DATA SHOWN:
'''

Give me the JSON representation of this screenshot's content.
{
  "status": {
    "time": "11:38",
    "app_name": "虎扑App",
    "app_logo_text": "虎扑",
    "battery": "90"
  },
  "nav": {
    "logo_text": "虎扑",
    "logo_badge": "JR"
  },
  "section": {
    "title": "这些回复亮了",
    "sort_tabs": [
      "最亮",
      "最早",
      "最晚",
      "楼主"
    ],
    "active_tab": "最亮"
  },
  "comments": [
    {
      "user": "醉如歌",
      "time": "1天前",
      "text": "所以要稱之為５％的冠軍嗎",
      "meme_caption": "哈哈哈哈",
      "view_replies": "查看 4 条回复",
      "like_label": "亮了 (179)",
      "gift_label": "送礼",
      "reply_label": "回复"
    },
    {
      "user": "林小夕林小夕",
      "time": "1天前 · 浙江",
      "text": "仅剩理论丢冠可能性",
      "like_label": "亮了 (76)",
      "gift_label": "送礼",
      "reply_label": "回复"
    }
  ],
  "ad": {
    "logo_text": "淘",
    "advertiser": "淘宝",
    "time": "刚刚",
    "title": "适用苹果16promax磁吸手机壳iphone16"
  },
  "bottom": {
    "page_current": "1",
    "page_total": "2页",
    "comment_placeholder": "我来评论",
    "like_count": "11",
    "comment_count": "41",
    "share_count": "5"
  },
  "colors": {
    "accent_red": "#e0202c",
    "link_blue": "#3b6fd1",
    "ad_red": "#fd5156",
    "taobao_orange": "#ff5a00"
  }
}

'''

TASK STATEMENT:
Quote each line of the data above exactly as written.

EXERCISE OUTPUT:
Give me the JSON representation of this screenshot's content.
{
  "status": {
    "time": "11:38",
    "app_name": "虎扑App",
    "app_logo_text": "虎扑",
    "battery": "90"
  },
  "nav": {
    "logo_text": "虎扑",
    "logo_badge": "JR"
  },
  "section": {
    "title": "这些回复亮了",
    "sort_tabs": [
      "最亮",
      "最早",
      "最晚",
      "楼主"
    ],
    "active_tab": "最亮"
  },
  "comments": [
    {
      "user": "醉如歌",
      "time": "1天前",
      "text": "所以要稱之為５％的冠軍嗎",
      "meme_caption": "哈哈哈哈",
      "view_replies": "查看 4 条回复",
      "like_label": "亮了 (179)",
      "gift_label": "送礼",
      "reply_label": "回复"
    },
    {
      "user": "林小夕林小夕",
      "time": "1天前 · 浙江",
      "text": "仅剩理论丢冠可能性",
      "like_label": "亮了 (76)",
      "gift_label": "送礼",
      "reply_label": "回复"
    }
  ],
  "ad": {
    "logo_text": "淘",
    "advertiser": "淘宝",
    "time": "刚刚",
    "title": "适用苹果16promax磁吸手机壳iphone16"
  },
  "bottom": {
    "page_current": "1",
    "page_total": "2页",
    "comment_placeholder": "我来评论",
    "like_count": "11",
    "comment_count": "41",
    "share_count": "5"
  },
  "colors": {
    "accent_red": "#e0202c",
    "link_blue": "#3b6fd1",
    "ad_red": "#fd5156",
    "taobao_orange": "#ff5a00"
  }
}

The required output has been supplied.